### [Task instructions]
Pick out the lines below that contain the string "from" and copy them all.
— Start Stored records —
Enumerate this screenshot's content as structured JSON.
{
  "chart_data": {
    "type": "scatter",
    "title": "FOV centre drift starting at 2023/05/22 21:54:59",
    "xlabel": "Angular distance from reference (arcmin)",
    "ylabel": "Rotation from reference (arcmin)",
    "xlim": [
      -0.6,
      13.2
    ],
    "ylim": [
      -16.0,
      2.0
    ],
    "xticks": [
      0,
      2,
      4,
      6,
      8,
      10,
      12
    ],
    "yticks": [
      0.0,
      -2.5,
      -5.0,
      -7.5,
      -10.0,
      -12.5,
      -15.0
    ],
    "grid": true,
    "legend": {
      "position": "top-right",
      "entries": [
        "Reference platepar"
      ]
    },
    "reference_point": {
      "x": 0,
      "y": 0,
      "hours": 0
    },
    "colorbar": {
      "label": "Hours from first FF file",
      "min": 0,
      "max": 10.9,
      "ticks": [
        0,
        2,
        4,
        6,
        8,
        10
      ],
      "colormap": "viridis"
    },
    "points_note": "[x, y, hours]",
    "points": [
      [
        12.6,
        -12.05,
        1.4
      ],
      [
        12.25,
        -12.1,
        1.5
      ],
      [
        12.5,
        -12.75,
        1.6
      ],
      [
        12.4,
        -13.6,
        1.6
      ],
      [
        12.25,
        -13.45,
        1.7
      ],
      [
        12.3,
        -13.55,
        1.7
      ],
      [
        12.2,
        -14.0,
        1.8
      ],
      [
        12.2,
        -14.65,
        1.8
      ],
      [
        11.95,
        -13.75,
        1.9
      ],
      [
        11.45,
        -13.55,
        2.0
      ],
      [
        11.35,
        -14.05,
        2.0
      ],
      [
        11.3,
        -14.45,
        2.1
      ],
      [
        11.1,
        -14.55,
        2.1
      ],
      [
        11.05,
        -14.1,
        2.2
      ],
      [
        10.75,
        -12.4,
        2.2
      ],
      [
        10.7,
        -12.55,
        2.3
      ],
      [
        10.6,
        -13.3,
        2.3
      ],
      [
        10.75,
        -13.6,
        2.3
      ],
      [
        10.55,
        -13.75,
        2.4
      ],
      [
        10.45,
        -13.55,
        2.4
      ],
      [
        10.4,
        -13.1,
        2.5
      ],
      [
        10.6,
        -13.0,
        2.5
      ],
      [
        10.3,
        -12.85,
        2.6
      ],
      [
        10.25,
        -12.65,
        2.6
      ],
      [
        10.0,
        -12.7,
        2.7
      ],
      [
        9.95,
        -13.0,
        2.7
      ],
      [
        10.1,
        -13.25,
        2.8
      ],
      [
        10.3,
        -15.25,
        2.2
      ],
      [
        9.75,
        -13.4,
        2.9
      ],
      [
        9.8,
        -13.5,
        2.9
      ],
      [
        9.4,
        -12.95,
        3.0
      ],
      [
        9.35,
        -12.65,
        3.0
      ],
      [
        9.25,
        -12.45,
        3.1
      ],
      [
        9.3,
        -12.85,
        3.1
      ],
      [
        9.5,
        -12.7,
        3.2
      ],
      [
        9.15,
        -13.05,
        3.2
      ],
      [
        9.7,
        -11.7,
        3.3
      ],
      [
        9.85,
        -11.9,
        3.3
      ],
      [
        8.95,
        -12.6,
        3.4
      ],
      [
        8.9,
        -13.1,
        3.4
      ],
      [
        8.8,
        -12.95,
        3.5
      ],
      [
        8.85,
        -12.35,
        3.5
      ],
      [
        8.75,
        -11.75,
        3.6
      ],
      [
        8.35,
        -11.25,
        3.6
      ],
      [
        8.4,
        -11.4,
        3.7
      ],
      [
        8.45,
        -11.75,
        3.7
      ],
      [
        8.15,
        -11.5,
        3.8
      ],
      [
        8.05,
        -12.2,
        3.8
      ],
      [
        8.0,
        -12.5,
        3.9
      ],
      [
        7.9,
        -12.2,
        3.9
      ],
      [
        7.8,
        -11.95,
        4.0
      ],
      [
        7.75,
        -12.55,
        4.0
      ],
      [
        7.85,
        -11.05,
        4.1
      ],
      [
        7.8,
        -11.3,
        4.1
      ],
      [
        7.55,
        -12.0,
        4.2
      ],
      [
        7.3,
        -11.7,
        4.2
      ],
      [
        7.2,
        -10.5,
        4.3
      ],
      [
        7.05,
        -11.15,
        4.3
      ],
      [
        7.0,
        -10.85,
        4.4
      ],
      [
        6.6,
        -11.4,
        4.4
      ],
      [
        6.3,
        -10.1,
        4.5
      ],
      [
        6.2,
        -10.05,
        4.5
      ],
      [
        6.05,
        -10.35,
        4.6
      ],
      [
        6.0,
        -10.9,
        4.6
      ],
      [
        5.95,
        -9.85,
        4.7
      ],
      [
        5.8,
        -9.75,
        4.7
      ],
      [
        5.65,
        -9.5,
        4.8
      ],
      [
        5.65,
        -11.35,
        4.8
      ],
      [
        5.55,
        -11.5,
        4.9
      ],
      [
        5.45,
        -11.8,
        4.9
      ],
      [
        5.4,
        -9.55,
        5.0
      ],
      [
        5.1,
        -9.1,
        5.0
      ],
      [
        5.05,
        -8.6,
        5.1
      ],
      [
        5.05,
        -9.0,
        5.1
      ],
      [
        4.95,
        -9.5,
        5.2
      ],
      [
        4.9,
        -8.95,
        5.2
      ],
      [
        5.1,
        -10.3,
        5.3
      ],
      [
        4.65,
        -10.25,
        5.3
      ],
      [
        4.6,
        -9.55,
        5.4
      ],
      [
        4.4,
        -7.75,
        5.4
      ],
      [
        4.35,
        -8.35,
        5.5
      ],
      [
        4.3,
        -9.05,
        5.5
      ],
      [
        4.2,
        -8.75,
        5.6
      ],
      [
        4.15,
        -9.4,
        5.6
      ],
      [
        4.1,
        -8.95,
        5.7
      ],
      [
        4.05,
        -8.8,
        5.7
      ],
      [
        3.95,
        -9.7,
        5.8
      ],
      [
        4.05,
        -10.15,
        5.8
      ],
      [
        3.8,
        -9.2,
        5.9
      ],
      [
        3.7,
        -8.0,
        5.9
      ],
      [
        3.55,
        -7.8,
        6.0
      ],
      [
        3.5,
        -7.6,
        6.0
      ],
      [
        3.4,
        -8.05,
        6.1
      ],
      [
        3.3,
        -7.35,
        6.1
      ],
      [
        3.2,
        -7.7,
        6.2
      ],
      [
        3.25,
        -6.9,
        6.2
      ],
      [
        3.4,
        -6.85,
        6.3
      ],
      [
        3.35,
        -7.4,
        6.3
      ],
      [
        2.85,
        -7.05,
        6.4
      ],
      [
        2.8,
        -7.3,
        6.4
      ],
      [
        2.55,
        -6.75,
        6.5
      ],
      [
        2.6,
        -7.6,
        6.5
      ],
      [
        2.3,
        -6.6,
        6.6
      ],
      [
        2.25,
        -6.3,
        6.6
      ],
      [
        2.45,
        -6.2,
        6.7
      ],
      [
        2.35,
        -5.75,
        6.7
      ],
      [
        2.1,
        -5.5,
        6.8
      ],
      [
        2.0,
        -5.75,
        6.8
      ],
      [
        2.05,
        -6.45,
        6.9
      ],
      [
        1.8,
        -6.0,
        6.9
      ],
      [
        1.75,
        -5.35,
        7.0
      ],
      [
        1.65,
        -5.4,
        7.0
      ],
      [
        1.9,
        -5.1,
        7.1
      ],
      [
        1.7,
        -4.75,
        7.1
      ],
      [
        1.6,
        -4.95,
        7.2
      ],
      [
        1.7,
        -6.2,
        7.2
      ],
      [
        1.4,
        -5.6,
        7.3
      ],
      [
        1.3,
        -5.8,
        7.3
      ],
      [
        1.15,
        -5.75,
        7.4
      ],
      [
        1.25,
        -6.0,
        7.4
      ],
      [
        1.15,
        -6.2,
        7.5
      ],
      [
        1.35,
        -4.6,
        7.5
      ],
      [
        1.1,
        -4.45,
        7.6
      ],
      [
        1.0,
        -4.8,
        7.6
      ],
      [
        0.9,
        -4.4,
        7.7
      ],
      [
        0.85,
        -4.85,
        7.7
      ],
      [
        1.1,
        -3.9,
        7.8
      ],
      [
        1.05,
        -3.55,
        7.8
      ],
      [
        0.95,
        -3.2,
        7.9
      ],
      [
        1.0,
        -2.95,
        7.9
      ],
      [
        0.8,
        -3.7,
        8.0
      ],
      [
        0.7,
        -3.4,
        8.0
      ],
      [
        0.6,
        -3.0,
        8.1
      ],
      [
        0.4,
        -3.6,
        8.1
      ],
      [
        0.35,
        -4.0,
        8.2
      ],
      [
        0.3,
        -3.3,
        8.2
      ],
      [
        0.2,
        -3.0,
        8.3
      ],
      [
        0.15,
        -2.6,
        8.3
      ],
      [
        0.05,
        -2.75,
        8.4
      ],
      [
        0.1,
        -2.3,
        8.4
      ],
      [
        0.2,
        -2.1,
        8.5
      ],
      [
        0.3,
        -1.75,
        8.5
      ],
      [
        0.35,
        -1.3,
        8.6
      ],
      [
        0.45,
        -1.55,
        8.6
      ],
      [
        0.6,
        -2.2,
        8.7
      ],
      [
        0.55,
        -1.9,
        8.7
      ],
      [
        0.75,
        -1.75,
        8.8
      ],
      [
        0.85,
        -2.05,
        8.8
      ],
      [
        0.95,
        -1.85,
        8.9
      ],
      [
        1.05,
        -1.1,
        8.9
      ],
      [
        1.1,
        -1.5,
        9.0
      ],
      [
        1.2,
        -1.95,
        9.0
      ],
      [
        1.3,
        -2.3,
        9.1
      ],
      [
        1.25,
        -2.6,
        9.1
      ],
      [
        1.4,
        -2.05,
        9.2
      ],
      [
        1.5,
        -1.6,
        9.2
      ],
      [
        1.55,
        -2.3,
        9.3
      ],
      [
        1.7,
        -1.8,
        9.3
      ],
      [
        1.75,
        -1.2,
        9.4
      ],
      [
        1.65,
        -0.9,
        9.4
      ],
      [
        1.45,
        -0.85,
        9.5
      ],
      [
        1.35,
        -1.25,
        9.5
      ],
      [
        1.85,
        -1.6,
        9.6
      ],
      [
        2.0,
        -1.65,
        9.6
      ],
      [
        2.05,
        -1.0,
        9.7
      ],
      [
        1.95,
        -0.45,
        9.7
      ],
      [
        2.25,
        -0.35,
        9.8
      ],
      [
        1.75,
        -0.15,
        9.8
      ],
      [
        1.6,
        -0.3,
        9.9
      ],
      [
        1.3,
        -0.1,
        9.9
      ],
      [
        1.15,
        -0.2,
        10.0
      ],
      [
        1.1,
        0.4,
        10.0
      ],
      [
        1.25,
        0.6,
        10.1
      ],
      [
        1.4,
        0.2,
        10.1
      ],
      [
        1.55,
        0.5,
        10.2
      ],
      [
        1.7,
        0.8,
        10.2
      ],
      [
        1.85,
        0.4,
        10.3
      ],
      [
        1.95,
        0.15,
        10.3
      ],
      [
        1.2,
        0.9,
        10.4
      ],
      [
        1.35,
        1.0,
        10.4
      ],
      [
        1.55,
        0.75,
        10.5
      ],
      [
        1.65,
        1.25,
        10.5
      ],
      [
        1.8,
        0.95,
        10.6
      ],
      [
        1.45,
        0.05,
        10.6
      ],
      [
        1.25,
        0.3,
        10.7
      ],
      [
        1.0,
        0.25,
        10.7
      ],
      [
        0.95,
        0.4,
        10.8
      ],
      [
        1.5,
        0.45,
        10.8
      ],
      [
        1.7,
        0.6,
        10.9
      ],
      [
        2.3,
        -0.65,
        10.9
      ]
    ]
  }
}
— End Stored records —
### [Response to the exercise]
    "xlabel": "Angular distance from reference (arcmin)",
    "ylabel": "Rotation from reference (arcmin)",
      "label": "Hours from first FF file",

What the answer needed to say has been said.